_Stated goal_
Gather, from the listing beneath this task, every line holding the string "deuxième".

**** Excerpted records ****

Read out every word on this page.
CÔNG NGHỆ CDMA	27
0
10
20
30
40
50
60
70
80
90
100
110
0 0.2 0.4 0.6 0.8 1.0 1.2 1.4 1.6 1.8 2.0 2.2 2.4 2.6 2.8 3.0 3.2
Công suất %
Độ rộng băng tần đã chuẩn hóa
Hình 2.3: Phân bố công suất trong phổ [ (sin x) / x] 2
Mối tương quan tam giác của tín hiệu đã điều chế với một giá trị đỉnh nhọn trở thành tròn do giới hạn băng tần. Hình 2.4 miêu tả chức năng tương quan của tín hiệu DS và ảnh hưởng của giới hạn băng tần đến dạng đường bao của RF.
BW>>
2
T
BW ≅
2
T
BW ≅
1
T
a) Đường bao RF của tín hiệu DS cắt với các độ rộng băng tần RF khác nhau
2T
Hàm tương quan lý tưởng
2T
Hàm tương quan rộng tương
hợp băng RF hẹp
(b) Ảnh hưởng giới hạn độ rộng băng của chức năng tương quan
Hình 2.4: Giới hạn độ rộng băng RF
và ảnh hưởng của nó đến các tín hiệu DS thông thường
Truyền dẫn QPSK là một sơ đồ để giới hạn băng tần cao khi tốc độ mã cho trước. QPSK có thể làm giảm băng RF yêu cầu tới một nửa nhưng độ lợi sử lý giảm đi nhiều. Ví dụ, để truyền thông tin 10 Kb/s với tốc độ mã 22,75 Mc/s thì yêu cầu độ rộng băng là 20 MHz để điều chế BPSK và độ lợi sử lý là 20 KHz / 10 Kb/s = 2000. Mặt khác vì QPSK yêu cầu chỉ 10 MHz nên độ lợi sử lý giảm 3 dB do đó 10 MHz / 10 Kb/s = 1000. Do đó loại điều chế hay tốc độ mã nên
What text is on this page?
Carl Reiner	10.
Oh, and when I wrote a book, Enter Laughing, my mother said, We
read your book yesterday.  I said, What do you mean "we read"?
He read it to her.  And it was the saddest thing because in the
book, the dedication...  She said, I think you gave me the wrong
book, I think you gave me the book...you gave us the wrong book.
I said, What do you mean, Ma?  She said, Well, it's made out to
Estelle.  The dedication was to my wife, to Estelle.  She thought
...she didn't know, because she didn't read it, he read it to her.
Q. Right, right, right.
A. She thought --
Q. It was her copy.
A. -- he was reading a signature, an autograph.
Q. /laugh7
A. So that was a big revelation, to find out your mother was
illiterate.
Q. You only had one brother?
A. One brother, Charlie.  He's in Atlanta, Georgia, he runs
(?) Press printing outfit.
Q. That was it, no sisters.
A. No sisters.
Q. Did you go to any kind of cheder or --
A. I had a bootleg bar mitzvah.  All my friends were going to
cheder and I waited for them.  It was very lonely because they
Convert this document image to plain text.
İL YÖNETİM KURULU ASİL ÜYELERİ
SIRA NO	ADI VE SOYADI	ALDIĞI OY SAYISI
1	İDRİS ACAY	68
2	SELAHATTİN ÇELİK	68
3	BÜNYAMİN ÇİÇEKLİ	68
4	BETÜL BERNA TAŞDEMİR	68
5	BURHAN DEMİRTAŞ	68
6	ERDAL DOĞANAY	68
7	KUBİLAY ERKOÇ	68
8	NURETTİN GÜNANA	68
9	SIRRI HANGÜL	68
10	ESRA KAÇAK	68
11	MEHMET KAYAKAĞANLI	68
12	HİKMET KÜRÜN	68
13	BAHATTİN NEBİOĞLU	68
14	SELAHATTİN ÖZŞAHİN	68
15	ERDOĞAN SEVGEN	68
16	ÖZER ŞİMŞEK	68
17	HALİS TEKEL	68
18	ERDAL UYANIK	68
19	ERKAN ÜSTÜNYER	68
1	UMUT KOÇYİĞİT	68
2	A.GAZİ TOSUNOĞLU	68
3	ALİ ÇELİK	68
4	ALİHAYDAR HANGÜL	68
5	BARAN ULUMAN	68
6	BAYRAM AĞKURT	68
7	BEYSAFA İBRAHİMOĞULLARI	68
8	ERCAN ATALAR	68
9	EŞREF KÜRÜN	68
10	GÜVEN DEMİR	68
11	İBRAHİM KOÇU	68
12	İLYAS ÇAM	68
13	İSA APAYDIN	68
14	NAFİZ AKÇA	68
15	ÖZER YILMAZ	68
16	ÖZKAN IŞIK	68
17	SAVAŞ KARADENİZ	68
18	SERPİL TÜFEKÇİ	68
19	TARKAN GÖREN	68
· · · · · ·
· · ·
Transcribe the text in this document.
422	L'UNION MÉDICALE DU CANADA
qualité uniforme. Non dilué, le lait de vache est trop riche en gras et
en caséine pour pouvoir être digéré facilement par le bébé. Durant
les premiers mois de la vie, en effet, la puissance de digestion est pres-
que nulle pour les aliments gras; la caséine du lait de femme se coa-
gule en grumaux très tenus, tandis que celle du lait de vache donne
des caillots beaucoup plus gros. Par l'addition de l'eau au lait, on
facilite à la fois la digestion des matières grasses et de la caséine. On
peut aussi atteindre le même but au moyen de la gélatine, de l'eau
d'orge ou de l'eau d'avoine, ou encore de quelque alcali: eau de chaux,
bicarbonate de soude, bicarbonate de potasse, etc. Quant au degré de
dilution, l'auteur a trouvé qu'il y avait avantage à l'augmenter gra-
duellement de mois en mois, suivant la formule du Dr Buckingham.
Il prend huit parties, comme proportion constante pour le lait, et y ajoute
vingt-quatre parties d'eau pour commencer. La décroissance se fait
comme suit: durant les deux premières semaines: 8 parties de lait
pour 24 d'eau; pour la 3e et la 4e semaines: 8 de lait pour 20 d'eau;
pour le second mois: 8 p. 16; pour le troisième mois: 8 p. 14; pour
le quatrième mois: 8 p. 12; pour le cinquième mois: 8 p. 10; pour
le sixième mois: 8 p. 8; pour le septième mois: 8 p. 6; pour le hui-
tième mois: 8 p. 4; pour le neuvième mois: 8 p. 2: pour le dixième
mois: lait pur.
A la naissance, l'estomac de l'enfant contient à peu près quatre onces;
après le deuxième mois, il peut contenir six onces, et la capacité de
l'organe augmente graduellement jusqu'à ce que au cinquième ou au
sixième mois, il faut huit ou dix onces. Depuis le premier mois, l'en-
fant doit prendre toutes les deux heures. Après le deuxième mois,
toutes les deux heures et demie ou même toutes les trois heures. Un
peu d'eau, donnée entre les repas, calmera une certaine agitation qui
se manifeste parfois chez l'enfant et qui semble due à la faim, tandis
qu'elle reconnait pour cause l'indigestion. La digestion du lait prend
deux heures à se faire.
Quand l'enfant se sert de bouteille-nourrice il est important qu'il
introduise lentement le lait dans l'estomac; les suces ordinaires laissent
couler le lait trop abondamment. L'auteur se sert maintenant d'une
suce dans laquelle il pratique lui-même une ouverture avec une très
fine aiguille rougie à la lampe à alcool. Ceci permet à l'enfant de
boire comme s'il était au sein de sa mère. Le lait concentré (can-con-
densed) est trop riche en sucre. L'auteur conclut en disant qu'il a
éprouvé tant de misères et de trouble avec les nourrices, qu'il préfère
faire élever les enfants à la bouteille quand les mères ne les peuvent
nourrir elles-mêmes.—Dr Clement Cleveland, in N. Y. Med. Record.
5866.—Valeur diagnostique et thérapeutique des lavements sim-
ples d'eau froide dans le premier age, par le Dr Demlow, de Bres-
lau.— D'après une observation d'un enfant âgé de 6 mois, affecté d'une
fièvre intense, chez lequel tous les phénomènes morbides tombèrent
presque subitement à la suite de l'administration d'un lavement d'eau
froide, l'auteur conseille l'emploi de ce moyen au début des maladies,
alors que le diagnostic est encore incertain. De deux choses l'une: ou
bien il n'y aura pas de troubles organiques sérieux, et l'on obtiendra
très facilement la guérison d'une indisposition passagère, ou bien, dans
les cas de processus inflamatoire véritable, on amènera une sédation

****

_Result of the task_
après le deuxième mois, il peut contenir six onces, et la capacité de
fant doit prendre toutes les deux heures. Après le deuxième mois,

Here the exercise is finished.